-- Begin Exercise inputs --

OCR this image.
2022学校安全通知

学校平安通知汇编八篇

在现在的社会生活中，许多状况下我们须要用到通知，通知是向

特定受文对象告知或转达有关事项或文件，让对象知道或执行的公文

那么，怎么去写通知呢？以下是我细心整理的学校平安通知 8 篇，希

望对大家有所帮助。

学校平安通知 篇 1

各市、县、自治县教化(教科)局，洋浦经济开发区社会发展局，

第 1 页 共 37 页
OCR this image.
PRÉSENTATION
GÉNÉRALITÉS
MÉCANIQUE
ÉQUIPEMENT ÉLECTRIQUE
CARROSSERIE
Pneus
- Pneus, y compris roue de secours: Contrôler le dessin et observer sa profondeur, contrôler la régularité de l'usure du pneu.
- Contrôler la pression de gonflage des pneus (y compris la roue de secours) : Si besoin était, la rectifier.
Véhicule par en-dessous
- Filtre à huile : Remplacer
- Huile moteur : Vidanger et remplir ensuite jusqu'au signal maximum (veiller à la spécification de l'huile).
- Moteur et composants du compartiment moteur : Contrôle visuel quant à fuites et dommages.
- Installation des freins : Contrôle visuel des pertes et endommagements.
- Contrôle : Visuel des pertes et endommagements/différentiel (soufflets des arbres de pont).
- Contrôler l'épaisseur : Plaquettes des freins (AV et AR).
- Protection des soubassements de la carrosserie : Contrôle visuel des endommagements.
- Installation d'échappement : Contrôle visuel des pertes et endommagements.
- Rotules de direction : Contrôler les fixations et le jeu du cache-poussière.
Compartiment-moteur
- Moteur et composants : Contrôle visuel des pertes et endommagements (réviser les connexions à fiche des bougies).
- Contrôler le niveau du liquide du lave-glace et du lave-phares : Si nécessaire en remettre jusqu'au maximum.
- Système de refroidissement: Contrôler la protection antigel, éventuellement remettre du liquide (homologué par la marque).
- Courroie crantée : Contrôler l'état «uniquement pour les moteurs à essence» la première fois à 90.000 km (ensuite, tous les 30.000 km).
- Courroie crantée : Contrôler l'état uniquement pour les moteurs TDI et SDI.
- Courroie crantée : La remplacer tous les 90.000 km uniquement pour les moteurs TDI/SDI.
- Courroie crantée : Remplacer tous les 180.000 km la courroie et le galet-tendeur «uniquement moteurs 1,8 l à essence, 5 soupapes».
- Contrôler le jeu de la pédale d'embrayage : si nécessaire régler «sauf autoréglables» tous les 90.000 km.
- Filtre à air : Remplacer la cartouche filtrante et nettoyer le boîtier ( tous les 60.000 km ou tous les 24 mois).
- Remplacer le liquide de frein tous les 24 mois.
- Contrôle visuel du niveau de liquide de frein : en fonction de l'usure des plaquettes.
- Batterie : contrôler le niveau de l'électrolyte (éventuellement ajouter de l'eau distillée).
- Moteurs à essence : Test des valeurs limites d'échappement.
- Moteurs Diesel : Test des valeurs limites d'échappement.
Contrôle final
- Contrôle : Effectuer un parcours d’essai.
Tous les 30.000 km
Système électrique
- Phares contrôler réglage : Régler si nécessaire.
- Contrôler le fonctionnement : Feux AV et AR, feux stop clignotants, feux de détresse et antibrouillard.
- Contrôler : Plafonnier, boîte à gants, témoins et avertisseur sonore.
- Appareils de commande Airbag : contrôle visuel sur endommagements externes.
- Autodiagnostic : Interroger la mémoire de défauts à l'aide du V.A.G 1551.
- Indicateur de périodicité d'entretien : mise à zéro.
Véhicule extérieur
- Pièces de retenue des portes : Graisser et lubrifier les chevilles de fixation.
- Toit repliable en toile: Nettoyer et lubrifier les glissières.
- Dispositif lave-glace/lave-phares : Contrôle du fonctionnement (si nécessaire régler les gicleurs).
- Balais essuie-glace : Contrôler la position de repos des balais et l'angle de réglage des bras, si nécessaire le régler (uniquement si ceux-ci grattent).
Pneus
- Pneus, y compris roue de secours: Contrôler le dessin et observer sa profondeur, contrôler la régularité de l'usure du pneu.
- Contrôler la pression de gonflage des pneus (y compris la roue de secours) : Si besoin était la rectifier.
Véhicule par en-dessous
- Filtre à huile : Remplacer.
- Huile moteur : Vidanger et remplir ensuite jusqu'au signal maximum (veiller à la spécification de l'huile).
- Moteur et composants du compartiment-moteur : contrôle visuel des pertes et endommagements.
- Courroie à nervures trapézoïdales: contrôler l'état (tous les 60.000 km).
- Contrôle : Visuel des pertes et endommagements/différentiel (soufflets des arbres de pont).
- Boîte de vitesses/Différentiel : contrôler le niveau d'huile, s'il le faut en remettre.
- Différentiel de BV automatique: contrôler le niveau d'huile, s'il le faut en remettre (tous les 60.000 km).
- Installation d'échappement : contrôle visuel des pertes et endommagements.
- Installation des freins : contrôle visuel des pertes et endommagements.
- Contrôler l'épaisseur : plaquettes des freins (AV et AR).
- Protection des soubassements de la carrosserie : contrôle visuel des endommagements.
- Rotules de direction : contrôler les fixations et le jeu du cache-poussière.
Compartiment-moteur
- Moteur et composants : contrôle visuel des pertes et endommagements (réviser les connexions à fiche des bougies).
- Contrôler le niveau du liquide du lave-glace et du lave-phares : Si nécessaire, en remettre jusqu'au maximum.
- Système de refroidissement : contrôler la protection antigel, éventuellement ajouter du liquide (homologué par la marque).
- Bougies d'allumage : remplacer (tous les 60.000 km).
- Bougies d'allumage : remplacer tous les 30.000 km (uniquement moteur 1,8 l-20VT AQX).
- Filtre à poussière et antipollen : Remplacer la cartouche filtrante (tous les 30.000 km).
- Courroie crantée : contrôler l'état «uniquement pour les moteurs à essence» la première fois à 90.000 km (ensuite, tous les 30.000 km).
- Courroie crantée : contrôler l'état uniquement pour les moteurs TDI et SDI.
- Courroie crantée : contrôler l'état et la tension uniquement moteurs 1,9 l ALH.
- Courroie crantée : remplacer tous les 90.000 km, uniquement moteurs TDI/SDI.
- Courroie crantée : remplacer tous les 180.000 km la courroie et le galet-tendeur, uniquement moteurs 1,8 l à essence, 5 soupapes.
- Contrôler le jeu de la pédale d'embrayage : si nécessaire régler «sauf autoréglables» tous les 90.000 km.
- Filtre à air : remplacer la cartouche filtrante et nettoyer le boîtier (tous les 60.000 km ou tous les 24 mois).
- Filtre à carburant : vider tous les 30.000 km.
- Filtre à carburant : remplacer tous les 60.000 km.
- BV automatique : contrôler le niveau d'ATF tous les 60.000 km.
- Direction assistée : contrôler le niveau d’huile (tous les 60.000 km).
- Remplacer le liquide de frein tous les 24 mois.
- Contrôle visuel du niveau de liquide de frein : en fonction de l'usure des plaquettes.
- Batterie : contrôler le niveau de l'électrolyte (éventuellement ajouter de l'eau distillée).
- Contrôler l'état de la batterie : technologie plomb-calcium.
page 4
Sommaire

-- End Exercise inputs --

Work required:
Output the full listing exactly as it stands.

Answer:
OCR this image.
2022学校安全通知

学校平安通知汇编八篇

在现在的社会生活中，许多状况下我们须要用到通知，通知是向

特定受文对象告知或转达有关事项或文件，让对象知道或执行的公文

那么，怎么去写通知呢？以下是我细心整理的学校平安通知 8 篇，希

望对大家有所帮助。

学校平安通知 篇 1

各市、县、自治县教化(教科)局，洋浦经济开发区社会发展局，

第 1 页 共 37 页
OCR this image.
PRÉSENTATION
GÉNÉRALITÉS
MÉCANIQUE
ÉQUIPEMENT ÉLECTRIQUE
CARROSSERIE
Pneus
- Pneus, y compris roue de secours: Contrôler le dessin et observer sa profondeur, contrôler la régularité de l'usure du pneu.
- Contrôler la pression de gonflage des pneus (y compris la roue de secours) : Si besoin était, la rectifier.
Véhicule par en-dessous
- Filtre à huile : Remplacer
- Huile moteur : Vidanger et remplir ensuite jusqu'au signal maximum (veiller à la spécification de l'huile).
- Moteur et composants du compartiment moteur : Contrôle visuel quant à fuites et dommages.
- Installation des freins : Contrôle visuel des pertes et endommagements.
- Contrôle : Visuel des pertes et endommagements/différentiel (soufflets des arbres de pont).
- Contrôler l'épaisseur : Plaquettes des freins (AV et AR).
- Protection des soubassements de la carrosserie : Contrôle visuel des endommagements.
- Installation d'échappement : Contrôle visuel des pertes et endommagements.
- Rotules de direction : Contrôler les fixations et le jeu du cache-poussière.
Compartiment-moteur
- Moteur et composants : Contrôle visuel des pertes et endommagements (réviser les connexions à fiche des bougies).
- Contrôler le niveau du liquide du lave-glace et du lave-phares : Si nécessaire en remettre jusqu'au maximum.
- Système de refroidissement: Contrôler la protection antigel, éventuellement remettre du liquide (homologué par la marque).
- Courroie crantée : Contrôler l'état «uniquement pour les moteurs à essence» la première fois à 90.000 km (ensuite, tous les 30.000 km).
- Courroie crantée : Contrôler l'état uniquement pour les moteurs TDI et SDI.
- Courroie crantée : La remplacer tous les 90.000 km uniquement pour les moteurs TDI/SDI.
- Courroie crantée : Remplacer tous les 180.000 km la courroie et le galet-tendeur «uniquement moteurs 1,8 l à essence, 5 soupapes».
- Contrôler le jeu de la pédale d'embrayage : si nécessaire régler «sauf autoréglables» tous les 90.000 km.
- Filtre à air : Remplacer la cartouche filtrante et nettoyer le boîtier ( tous les 60.000 km ou tous les 24 mois).
- Remplacer le liquide de frein tous les 24 mois.
- Contrôle visuel du niveau de liquide de frein : en fonction de l'usure des plaquettes.
- Batterie : contrôler le niveau de l'électrolyte (éventuellement ajouter de l'eau distillée).
- Moteurs à essence : Test des valeurs limites d'échappement.
- Moteurs Diesel : Test des valeurs limites d'échappement.
Contrôle final
- Contrôle : Effectuer un parcours d’essai.
Tous les 30.000 km
Système électrique
- Phares contrôler réglage : Régler si nécessaire.
- Contrôler le fonctionnement : Feux AV et AR, feux stop clignotants, feux de détresse et antibrouillard.
- Contrôler : Plafonnier, boîte à gants, témoins et avertisseur sonore.
- Appareils de commande Airbag : contrôle visuel sur endommagements externes.
- Autodiagnostic : Interroger la mémoire de défauts à l'aide du V.A.G 1551.
- Indicateur de périodicité d'entretien : mise à zéro.
Véhicule extérieur
- Pièces de retenue des portes : Graisser et lubrifier les chevilles de fixation.
- Toit repliable en toile: Nettoyer et lubrifier les glissières.
- Dispositif lave-glace/lave-phares : Contrôle du fonctionnement (si nécessaire régler les gicleurs).
- Balais essuie-glace : Contrôler la position de repos des balais et l'angle de réglage des bras, si nécessaire le régler (uniquement si ceux-ci grattent).
Pneus
- Pneus, y compris roue de secours: Contrôler le dessin et observer sa profondeur, contrôler la régularité de l'usure du pneu.
- Contrôler la pression de gonflage des pneus (y compris la roue de secours) : Si besoin était la rectifier.
Véhicule par en-dessous
- Filtre à huile : Remplacer.
- Huile moteur : Vidanger et remplir ensuite jusqu'au signal maximum (veiller à la spécification de l'huile).
- Moteur et composants du compartiment-moteur : contrôle visuel des pertes et endommagements.
- Courroie à nervures trapézoïdales: contrôler l'état (tous les 60.000 km).
- Contrôle : Visuel des pertes et endommagements/différentiel (soufflets des arbres de pont).
- Boîte de vitesses/Différentiel : contrôler le niveau d'huile, s'il le faut en remettre.
- Différentiel de BV automatique: contrôler le niveau d'huile, s'il le faut en remettre (tous les 60.000 km).
- Installation d'échappement : contrôle visuel des pertes et endommagements.
- Installation des freins : contrôle visuel des pertes et endommagements.
- Contrôler l'épaisseur : plaquettes des freins (AV et AR).
- Protection des soubassements de la carrosserie : contrôle visuel des endommagements.
- Rotules de direction : contrôler les fixations et le jeu du cache-poussière.
Compartiment-moteur
- Moteur et composants : contrôle visuel des pertes et endommagements (réviser les connexions à fiche des bougies).
- Contrôler le niveau du liquide du lave-glace et du lave-phares : Si nécessaire, en remettre jusqu'au maximum.
- Système de refroidissement : contrôler la protection antigel, éventuellement ajouter du liquide (homologué par la marque).
- Bougies d'allumage : remplacer (tous les 60.000 km).
- Bougies d'allumage : remplacer tous les 30.000 km (uniquement moteur 1,8 l-20VT AQX).
- Filtre à poussière et antipollen : Remplacer la cartouche filtrante (tous les 30.000 km).
- Courroie crantée : contrôler l'état «uniquement pour les moteurs à essence» la première fois à 90.000 km (ensuite, tous les 30.000 km).
- Courroie crantée : contrôler l'état uniquement pour les moteurs TDI et SDI.
- Courroie crantée : contrôler l'état et la tension uniquement moteurs 1,9 l ALH.
- Courroie crantée : remplacer tous les 90.000 km, uniquement moteurs TDI/SDI.
- Courroie crantée : remplacer tous les 180.000 km la courroie et le galet-tendeur, uniquement moteurs 1,8 l à essence, 5 soupapes.
- Contrôler le jeu de la pédale d'embrayage : si nécessaire régler «sauf autoréglables» tous les 90.000 km.
- Filtre à air : remplacer la cartouche filtrante et nettoyer le boîtier (tous les 60.000 km ou tous les 24 mois).
- Filtre à carburant : vider tous les 30.000 km.
- Filtre à carburant : remplacer tous les 60.000 km.
- BV automatique : contrôler le niveau d'ATF tous les 60.000 km.
- Direction assistée : contrôler le niveau d’huile (tous les 60.000 km).
- Remplacer le liquide de frein tous les 24 mois.
- Contrôle visuel du niveau de liquide de frein : en fonction de l'usure des plaquettes.
- Batterie : contrôler le niveau de l'électrolyte (éventuellement ajouter de l'eau distillée).
- Contrôler l'état de la batterie : technologie plomb-calcium.
page 4
Sommaire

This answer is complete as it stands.